┌──
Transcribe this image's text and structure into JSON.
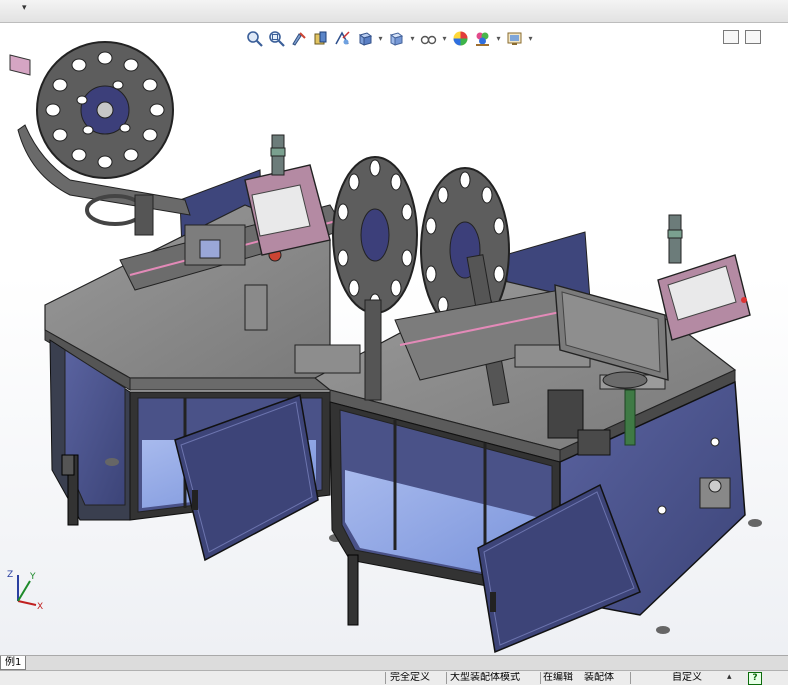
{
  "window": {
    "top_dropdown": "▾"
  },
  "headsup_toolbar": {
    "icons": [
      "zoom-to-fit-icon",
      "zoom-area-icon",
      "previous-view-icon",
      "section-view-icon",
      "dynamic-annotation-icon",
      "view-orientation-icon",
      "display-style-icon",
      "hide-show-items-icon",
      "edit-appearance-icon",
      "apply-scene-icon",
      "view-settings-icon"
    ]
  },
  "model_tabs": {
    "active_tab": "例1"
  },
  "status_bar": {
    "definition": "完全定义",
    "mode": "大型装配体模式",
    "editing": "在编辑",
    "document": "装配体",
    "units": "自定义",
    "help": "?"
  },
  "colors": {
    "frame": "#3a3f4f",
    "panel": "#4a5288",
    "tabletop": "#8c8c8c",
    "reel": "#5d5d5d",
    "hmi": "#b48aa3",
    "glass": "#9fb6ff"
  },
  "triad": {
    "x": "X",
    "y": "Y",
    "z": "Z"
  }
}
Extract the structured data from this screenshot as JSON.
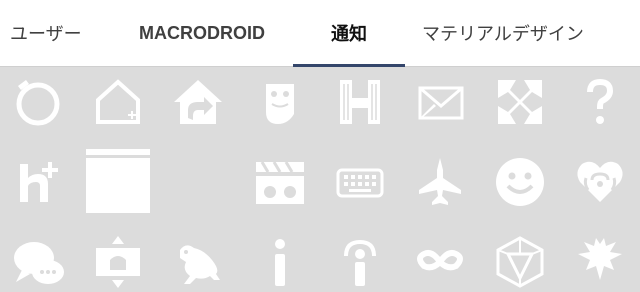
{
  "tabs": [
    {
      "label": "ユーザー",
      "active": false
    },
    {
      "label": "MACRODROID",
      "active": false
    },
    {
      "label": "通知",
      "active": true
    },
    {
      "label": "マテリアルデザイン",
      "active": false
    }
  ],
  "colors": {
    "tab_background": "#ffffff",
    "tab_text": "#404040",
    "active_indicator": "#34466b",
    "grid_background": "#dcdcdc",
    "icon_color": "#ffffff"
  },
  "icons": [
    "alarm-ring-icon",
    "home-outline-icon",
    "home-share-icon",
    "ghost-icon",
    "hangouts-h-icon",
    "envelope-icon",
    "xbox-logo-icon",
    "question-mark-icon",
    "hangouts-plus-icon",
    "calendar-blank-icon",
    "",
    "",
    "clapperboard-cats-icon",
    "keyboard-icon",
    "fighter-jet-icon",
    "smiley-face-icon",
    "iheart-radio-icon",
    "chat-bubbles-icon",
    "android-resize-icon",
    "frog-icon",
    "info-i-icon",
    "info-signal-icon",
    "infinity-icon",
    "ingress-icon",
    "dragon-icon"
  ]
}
└──
● Do this
Extract word for word every line from the line that contains "Extract the structured" to the final line of the data, both included, and nothing else; skip the pictures.

● Result of this exercise
Extract the structured data from this screenshot as JSON.
{
  "tabs": [
    {
      "label": "ユーザー",
      "active": false
    },
    {
      "label": "MACRODROID",
      "active": false
    },
    {
      "label": "通知",
      "active": true
    },
    {
      "label": "マテリアルデザイン",
      "active": false
    }
  ],
  "colors": {
    "tab_background": "#ffffff",
    "tab_text": "#404040",
    "active_indicator": "#34466b",
    "grid_background": "#dcdcdc",
    "icon_color": "#ffffff"
  },
  "icons": [
    "alarm-ring-icon",
    "home-outline-icon",
    "home-share-icon",
    "ghost-icon",
    "hangouts-h-icon",
    "envelope-icon",
    "xbox-logo-icon",
    "question-mark-icon",
    "hangouts-plus-icon",
    "calendar-blank-icon",
    "",
    "",
    "clapperboard-cats-icon",
    "keyboard-icon",
    "fighter-jet-icon",
    "smiley-face-icon",
    "iheart-radio-icon",
    "chat-bubbles-icon",
    "android-resize-icon",
    "frog-icon",
    "info-i-icon",
    "info-signal-icon",
    "infinity-icon",
    "ingress-icon",
    "dragon-icon"
  ]
}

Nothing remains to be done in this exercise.